**Dataset extract:**

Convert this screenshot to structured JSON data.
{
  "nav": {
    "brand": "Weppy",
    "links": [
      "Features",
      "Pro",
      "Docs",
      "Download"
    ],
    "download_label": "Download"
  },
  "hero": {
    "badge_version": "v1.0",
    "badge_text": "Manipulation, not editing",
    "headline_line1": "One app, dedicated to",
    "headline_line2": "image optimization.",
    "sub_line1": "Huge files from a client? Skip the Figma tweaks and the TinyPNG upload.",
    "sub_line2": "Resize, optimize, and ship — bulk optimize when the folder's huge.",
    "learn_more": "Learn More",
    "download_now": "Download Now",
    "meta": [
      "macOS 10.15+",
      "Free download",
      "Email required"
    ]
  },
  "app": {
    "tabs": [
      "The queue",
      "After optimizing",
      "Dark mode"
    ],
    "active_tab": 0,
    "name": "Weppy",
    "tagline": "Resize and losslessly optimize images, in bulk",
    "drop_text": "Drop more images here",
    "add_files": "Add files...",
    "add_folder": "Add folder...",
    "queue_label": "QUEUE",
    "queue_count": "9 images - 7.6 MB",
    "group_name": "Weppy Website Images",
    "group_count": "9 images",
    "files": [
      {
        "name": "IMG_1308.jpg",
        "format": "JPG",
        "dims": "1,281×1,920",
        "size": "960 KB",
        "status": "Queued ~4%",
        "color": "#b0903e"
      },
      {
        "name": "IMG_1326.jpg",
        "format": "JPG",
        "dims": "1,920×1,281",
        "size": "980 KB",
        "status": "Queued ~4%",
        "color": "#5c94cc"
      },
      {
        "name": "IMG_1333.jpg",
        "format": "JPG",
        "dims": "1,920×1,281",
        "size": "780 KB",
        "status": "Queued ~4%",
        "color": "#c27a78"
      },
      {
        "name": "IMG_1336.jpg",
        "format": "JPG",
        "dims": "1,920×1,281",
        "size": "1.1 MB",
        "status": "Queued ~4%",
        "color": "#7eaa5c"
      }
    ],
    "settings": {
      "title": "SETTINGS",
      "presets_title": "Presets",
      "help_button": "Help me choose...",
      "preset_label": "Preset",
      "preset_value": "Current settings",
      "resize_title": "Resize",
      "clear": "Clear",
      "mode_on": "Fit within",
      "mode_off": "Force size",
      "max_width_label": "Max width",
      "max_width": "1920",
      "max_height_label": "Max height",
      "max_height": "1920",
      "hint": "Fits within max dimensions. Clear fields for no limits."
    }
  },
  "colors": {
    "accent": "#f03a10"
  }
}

**Task directions:**
From the records above, extract every entry exactly as given.

**Result of this exercise:**
Convert this screenshot to structured JSON data.
{
  "nav": {
    "brand": "Weppy",
    "links": [
      "Features",
      "Pro",
      "Docs",
      "Download"
    ],
    "download_label": "Download"
  },
  "hero": {
    "badge_version": "v1.0",
    "badge_text": "Manipulation, not editing",
    "headline_line1": "One app, dedicated to",
    "headline_line2": "image optimization.",
    "sub_line1": "Huge files from a client? Skip the Figma tweaks and the TinyPNG upload.",
    "sub_line2": "Resize, optimize, and ship — bulk optimize when the folder's huge.",
    "learn_more": "Learn More",
    "download_now": "Download Now",
    "meta": [
      "macOS 10.15+",
      "Free download",
      "Email required"
    ]
  },
  "app": {
    "tabs": [
      "The queue",
      "After optimizing",
      "Dark mode"
    ],
    "active_tab": 0,
    "name": "Weppy",
    "tagline": "Resize and losslessly optimize images, in bulk",
    "drop_text": "Drop more images here",
    "add_files": "Add files...",
    "add_folder": "Add folder...",
    "queue_label": "QUEUE",
    "queue_count": "9 images - 7.6 MB",
    "group_name": "Weppy Website Images",
    "group_count": "9 images",
    "files": [
      {
        "name": "IMG_1308.jpg",
        "format": "JPG",
        "dims": "1,281×1,920",
        "size": "960 KB",
        "status": "Queued ~4%",
        "color": "#b0903e"
      },
      {
        "name": "IMG_1326.jpg",
        "format": "JPG",
        "dims": "1,920×1,281",
        "size": "980 KB",
        "status": "Queued ~4%",
        "color": "#5c94cc"
      },
      {
        "name": "IMG_1333.jpg",
        "format": "JPG",
        "dims": "1,920×1,281",
        "size": "780 KB",
        "status": "Queued ~4%",
        "color": "#c27a78"
      },
      {
        "name": "IMG_1336.jpg",
        "format": "JPG",
        "dims": "1,920×1,281",
        "size": "1.1 MB",
        "status": "Queued ~4%",
        "color": "#7eaa5c"
      }
    ],
    "settings": {
      "title": "SETTINGS",
      "presets_title": "Presets",
      "help_button": "Help me choose...",
      "preset_label": "Preset",
      "preset_value": "Current settings",
      "resize_title": "Resize",
      "clear": "Clear",
      "mode_on": "Fit within",
      "mode_off": "Force size",
      "max_width_label": "Max width",
      "max_width": "1920",
      "max_height_label": "Max height",
      "max_height": "1920",
      "hint": "Fits within max dimensions. Clear fields for no limits."
    }
  },
  "colors": {
    "accent": "#f03a10"
  }
}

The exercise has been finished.